[Data records]
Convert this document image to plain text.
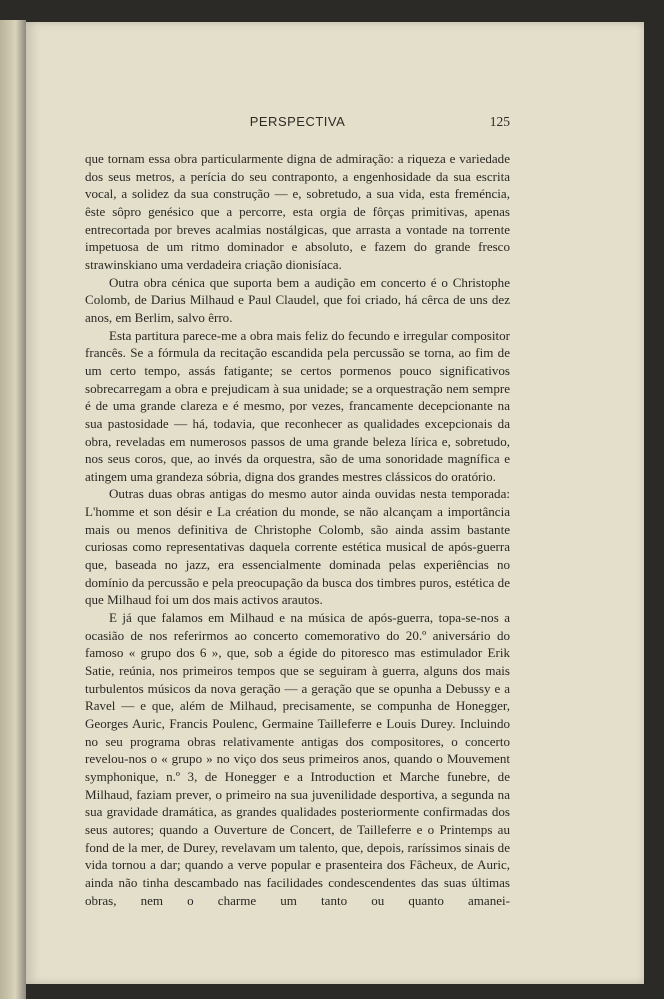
PERSPECTIVA	125

que tornam essa obra particularmente digna de admiração: a riqueza e variedade dos seus metros, a perícia do seu contraponto, a engenhosidade da sua escrita vocal, a solidez da sua construção — e, sobretudo, a sua vida, esta freméncia, êste sôpro genésico que a percorre, esta orgia de fôrças primitivas, apenas entrecortada por breves acalmias nostálgicas, que arrasta a vontade na torrente impetuosa de um ritmo dominador e absoluto, e fazem do grande fresco strawinskiano uma verdadeira criação dionisíaca.

Outra obra cénica que suporta bem a audição em concerto é o Christophe Colomb, de Darius Milhaud e Paul Claudel, que foi criado, há cêrca de uns dez anos, em Berlim, salvo êrro.

Esta partitura parece-me a obra mais feliz do fecundo e irregular compositor francês. Se a fórmula da recitação escandida pela percussão se torna, ao fim de um certo tempo, assás fatigante; se certos pormenos pouco significativos sobrecarregam a obra e prejudicam à sua unidade; se a orquestração nem sempre é de uma grande clareza e é mesmo, por vezes, francamente decepcionante na sua pastosidade — há, todavia, que reconhecer as qualidades excepcionais da obra, reveladas em numerosos passos de uma grande beleza lírica e, sobretudo, nos seus coros, que, ao invés da orquestra, são de uma sonoridade magnífica e atingem uma grandeza sóbria, digna dos grandes mestres clássicos do oratório.

Outras duas obras antigas do mesmo autor ainda ouvidas nesta temporada: L'homme et son désir e La création du monde, se não alcançam a importância mais ou menos definitiva de Christophe Colomb, são ainda assim bastante curiosas como representativas daquela corrente estética musical de após-guerra que, baseada no jazz, era essencialmente dominada pelas experiências no domínio da percussão e pela preocupação da busca dos timbres puros, estética de que Milhaud foi um dos mais activos arautos.

E já que falamos em Milhaud e na música de após-guerra, topa-se-nos a ocasião de nos referirmos ao concerto comemorativo do 20.º aniversário do famoso « grupo dos 6 », que, sob a égide do pitoresco mas estimulador Erik Satie, reúnia, nos primeiros tempos que se seguiram à guerra, alguns dos mais turbulentos músicos da nova geração — a geração que se opunha a Debussy e a Ravel — e que, além de Milhaud, precisamente, se compunha de Honegger, Georges Auric, Francis Poulenc, Germaine Tailleferre e Louis Durey. Incluindo no seu programa obras relativamente antigas dos compositores, o concerto revelou-nos o « grupo » no viço dos seus primeiros anos, quando o Mouvement symphonique, n.º 3, de Honegger e a Introduction et Marche funebre, de Milhaud, faziam prever, o primeiro na sua juvenilidade desportiva, a segunda na sua gravidade dramática, as grandes qualidades posteriormente confirmadas dos seus autores; quando a Ouverture de Concert, de Tailleferre e o Printemps au fond de la mer, de Durey, revelavam um talento, que, depois, raríssimos sinais de vida tornou a dar; quando a verve popular e prasenteira dos Fâcheux, de Auric, ainda não tinha descambado nas facilidades condescendentes das suas últimas obras, nem o charme um tanto ou quanto amanei-
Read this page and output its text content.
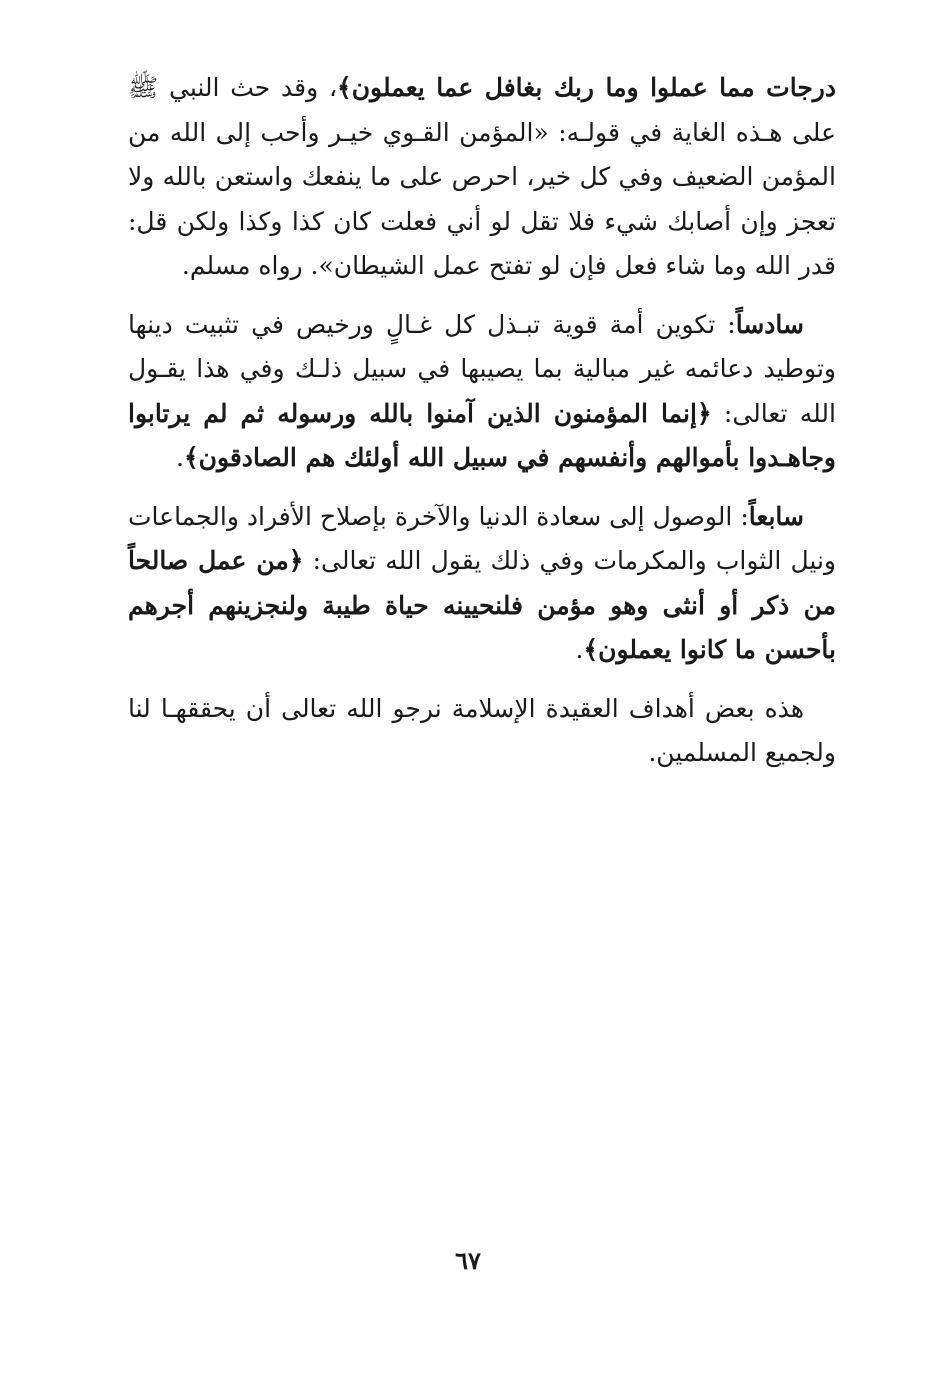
درجات مما عملوا وما ربك بغافل عما يعملون﴾، وقد حث النبي ﷺ على هـذه الغاية في قولـه: «المؤمن القـوي خيـر وأحب إلى الله من المؤمن الضعيف وفي كل خير، احرص على ما ينفعك واستعن بالله ولا تعجز وإن أصابك شيء فلا تقل لو أني فعلت كان كذا وكذا ولكن قل: قدر الله وما شاء فعل فإن لو تفتح عمل الشيطان». رواه مسلم.

سادساً: تكوين أمة قوية تبـذل كل غـالٍ ورخيص في تثبيت دينها وتوطيد دعائمه غير مبالية بما يصيبها في سبيل ذلـك وفي هذا يقـول الله تعالى: ﴿إنما المؤمنون الذين آمنوا بالله ورسوله ثم لم يرتابوا وجاهـدوا بأموالهم وأنفسهم في سبيل الله أولئك هم الصادقون﴾.

سابعاً: الوصول إلى سعادة الدنيا والآخرة بإصلاح الأفراد والجماعات ونيل الثواب والمكرمات وفي ذلك يقول الله تعالى: ﴿من عمل صالحاً من ذكر أو أنثى وهو مؤمن فلنحيينه حياة طيبة ولنجزينهم أجرهم بأحسن ما كانوا يعملون﴾.

هذه بعض أهداف العقيدة الإسلامة نرجو الله تعالى أن يحققهـا لنا ولجميع المسلمين.

٦٧
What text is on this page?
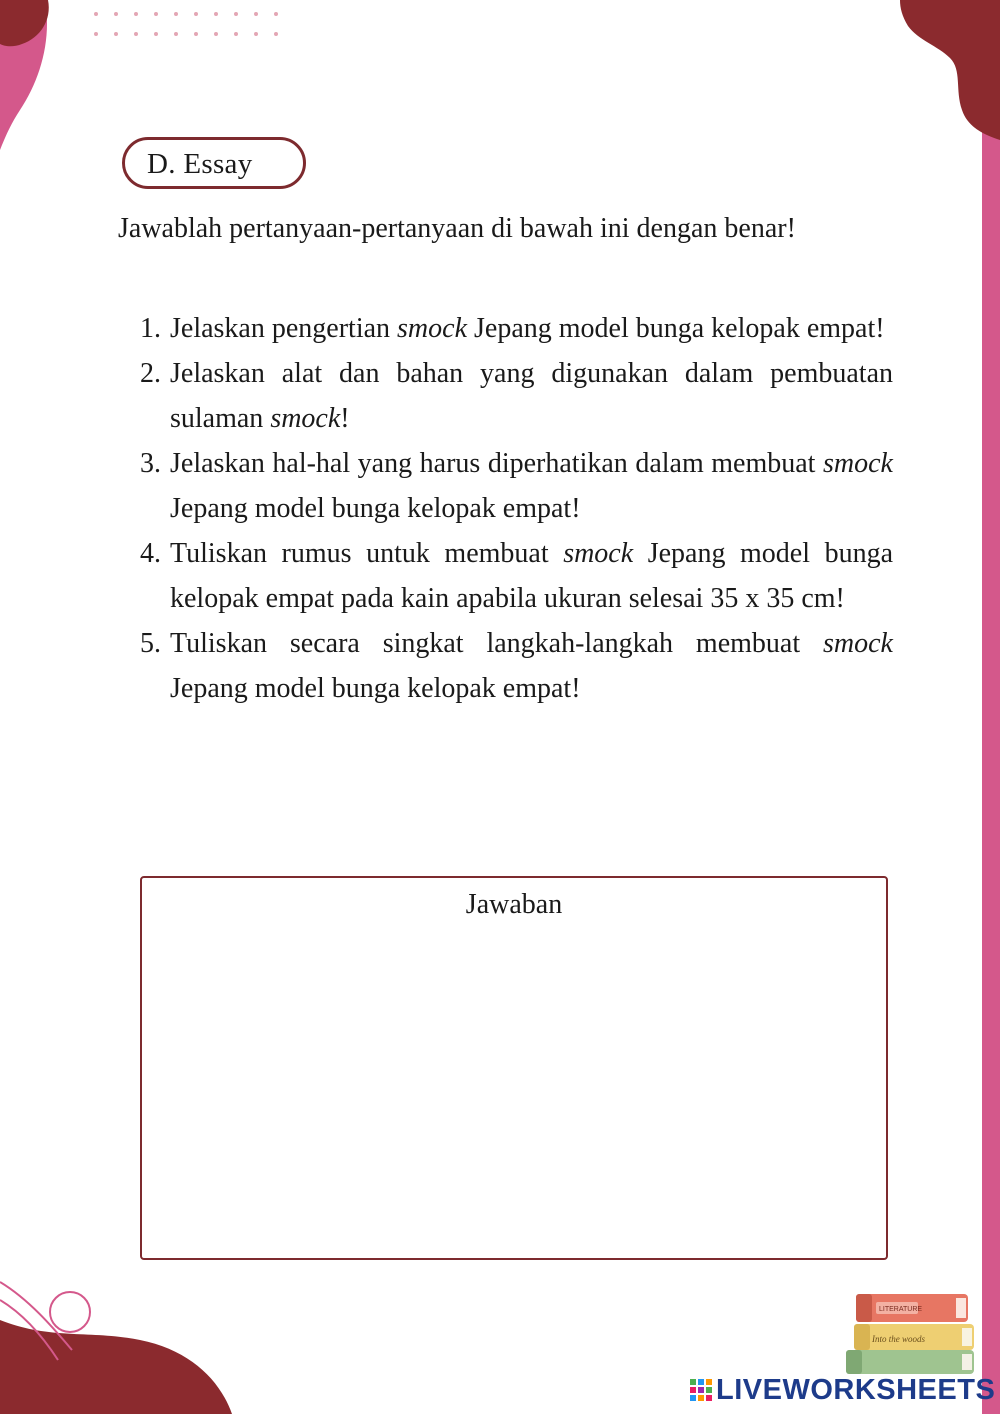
D. Essay

Jawablah pertanyaan-pertanyaan di bawah ini dengan benar!

1. Jelaskan pengertian smock Jepang model bunga kelopak empat!
2. Jelaskan alat dan bahan yang digunakan dalam pembuatan sulaman smock!
3. Jelaskan hal-hal yang harus diperhatikan dalam membuat smock Jepang model bunga kelopak empat!
4. Tuliskan rumus untuk membuat smock Jepang model bunga kelopak empat pada kain apabila ukuran selesai 35 x 35 cm!
5. Tuliskan secara singkat langkah-langkah membuat smock Jepang model bunga kelopak empat!
Jawaban
Into the woods
LITERATURE
LIVEWORKSHEETS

* WHAT THE TASK ASKS
Exclude all pictures and reproduce verbatim the lines running from the line that contains "Read this page and output its text content." to the end of the data above, both ends included.

* ANSWER TO THIS PROBLEM
Read this page and output its text content.
درجات مما عملوا وما ربك بغافل عما يعملون﴾، وقد حث النبي ﷺ على هـذه الغاية في قولـه: «المؤمن القـوي خيـر وأحب إلى الله من المؤمن الضعيف وفي كل خير، احرص على ما ينفعك واستعن بالله ولا تعجز وإن أصابك شيء فلا تقل لو أني فعلت كان كذا وكذا ولكن قل: قدر الله وما شاء فعل فإن لو تفتح عمل الشيطان». رواه مسلم.

سادساً: تكوين أمة قوية تبـذل كل غـالٍ ورخيص في تثبيت دينها وتوطيد دعائمه غير مبالية بما يصيبها في سبيل ذلـك وفي هذا يقـول الله تعالى: ﴿إنما المؤمنون الذين آمنوا بالله ورسوله ثم لم يرتابوا وجاهـدوا بأموالهم وأنفسهم في سبيل الله أولئك هم الصادقون﴾.

سابعاً: الوصول إلى سعادة الدنيا والآخرة بإصلاح الأفراد والجماعات ونيل الثواب والمكرمات وفي ذلك يقول الله تعالى: ﴿من عمل صالحاً من ذكر أو أنثى وهو مؤمن فلنحيينه حياة طيبة ولنجزينهم أجرهم بأحسن ما كانوا يعملون﴾.

هذه بعض أهداف العقيدة الإسلامة نرجو الله تعالى أن يحققهـا لنا ولجميع المسلمين.

٦٧
What text is on this page?
D. Essay

Jawablah pertanyaan-pertanyaan di bawah ini dengan benar!

1. Jelaskan pengertian smock Jepang model bunga kelopak empat!
2. Jelaskan alat dan bahan yang digunakan dalam pembuatan sulaman smock!
3. Jelaskan hal-hal yang harus diperhatikan dalam membuat smock Jepang model bunga kelopak empat!
4. Tuliskan rumus untuk membuat smock Jepang model bunga kelopak empat pada kain apabila ukuran selesai 35 x 35 cm!
5. Tuliskan secara singkat langkah-langkah membuat smock Jepang model bunga kelopak empat!
Jawaban
Into the woods
LITERATURE
LIVEWORKSHEETS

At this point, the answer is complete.